### REQUIREMENTS
Reproduce the rows below, substituting "arrow tip" for each occurrence of "arrowhead" and keeping everything else unchanged.

:: DATA FOR THE TASK

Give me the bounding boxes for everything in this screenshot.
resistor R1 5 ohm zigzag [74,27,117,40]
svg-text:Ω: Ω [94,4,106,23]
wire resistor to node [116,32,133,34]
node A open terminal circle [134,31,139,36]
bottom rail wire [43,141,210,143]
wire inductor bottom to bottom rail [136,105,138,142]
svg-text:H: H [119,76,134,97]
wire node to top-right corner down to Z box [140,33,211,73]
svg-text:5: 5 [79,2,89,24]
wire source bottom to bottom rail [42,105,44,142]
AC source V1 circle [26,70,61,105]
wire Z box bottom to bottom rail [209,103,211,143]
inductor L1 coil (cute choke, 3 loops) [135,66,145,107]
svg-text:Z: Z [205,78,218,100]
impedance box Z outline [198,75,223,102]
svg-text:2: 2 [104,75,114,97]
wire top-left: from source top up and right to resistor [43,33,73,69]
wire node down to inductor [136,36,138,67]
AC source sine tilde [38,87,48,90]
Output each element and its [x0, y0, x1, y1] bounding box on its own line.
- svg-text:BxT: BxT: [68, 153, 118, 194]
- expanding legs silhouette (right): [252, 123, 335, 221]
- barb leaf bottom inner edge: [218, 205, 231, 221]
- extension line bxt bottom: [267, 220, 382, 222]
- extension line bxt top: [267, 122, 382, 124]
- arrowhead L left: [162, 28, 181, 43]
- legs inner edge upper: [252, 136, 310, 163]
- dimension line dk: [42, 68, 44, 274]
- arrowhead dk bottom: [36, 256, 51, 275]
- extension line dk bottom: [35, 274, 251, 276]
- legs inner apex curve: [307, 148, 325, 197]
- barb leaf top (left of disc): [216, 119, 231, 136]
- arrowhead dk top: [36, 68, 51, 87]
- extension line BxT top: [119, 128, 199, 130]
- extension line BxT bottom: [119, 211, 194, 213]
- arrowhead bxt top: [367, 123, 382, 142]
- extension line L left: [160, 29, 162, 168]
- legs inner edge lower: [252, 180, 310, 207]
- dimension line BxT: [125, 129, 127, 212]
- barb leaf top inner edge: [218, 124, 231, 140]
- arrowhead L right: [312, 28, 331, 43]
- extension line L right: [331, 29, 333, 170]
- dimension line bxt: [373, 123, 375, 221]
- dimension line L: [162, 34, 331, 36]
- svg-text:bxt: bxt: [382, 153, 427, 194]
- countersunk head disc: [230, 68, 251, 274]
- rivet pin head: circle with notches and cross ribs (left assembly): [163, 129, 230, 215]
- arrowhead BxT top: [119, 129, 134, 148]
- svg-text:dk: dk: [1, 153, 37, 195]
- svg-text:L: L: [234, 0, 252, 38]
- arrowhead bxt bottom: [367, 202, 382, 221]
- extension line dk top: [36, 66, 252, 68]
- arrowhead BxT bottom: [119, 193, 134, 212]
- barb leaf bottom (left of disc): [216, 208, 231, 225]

::::

### WRITTEN SOLUTION
Give me the bounding boxes for everything in this screenshot.
resistor R1 5 ohm zigzag [74,27,117,40]
svg-text:Ω: Ω [94,4,106,23]
wire resistor to node [116,32,133,34]
node A open terminal circle [134,31,139,36]
bottom rail wire [43,141,210,143]
wire inductor bottom to bottom rail [136,105,138,142]
svg-text:H: H [119,76,134,97]
wire node to top-right corner down to Z box [140,33,211,73]
svg-text:5: 5 [79,2,89,24]
wire source bottom to bottom rail [42,105,44,142]
AC source V1 circle [26,70,61,105]
wire Z box bottom to bottom rail [209,103,211,143]
inductor L1 coil (cute choke, 3 loops) [135,66,145,107]
svg-text:Z: Z [205,78,218,100]
impedance box Z outline [198,75,223,102]
svg-text:2: 2 [104,75,114,97]
wire top-left: from source top up and right to resistor [43,33,73,69]
wire node down to inductor [136,36,138,67]
AC source sine tilde [38,87,48,90]
Output each element and its [x0, y0, x1, y1] bounding box on its own line.
- svg-text:BxT: BxT: [68, 153, 118, 194]
- expanding legs silhouette (right): [252, 123, 335, 221]
- barb leaf bottom inner edge: [218, 205, 231, 221]
- extension line bxt bottom: [267, 220, 382, 222]
- extension line bxt top: [267, 122, 382, 124]
- arrow tip L left: [162, 28, 181, 43]
- legs inner edge upper: [252, 136, 310, 163]
- dimension line dk: [42, 68, 44, 274]
- arrow tip dk bottom: [36, 256, 51, 275]
- extension line dk bottom: [35, 274, 251, 276]
- legs inner apex curve: [307, 148, 325, 197]
- barb leaf top (left of disc): [216, 119, 231, 136]
- arrow tip dk top: [36, 68, 51, 87]
- extension line BxT top: [119, 128, 199, 130]
- extension line BxT bottom: [119, 211, 194, 213]
- arrow tip bxt top: [367, 123, 382, 142]
- extension line L left: [160, 29, 162, 168]
- legs inner edge lower: [252, 180, 310, 207]
- dimension line BxT: [125, 129, 127, 212]
- barb leaf top inner edge: [218, 124, 231, 140]
- arrow tip L right: [312, 28, 331, 43]
- extension line L right: [331, 29, 333, 170]
- dimension line bxt: [373, 123, 375, 221]
- dimension line L: [162, 34, 331, 36]
- svg-text:bxt: bxt: [382, 153, 427, 194]
- countersunk head disc: [230, 68, 251, 274]
- rivet pin head: circle with notches and cross ribs (left assembly): [163, 129, 230, 215]
- arrow tip BxT top: [119, 129, 134, 148]
- svg-text:dk: dk: [1, 153, 37, 195]
- svg-text:L: L: [234, 0, 252, 38]
- arrow tip bxt bottom: [367, 202, 382, 221]
- extension line dk top: [36, 66, 252, 68]
- arrow tip BxT bottom: [119, 193, 134, 212]
- barb leaf bottom (left of disc): [216, 208, 231, 225]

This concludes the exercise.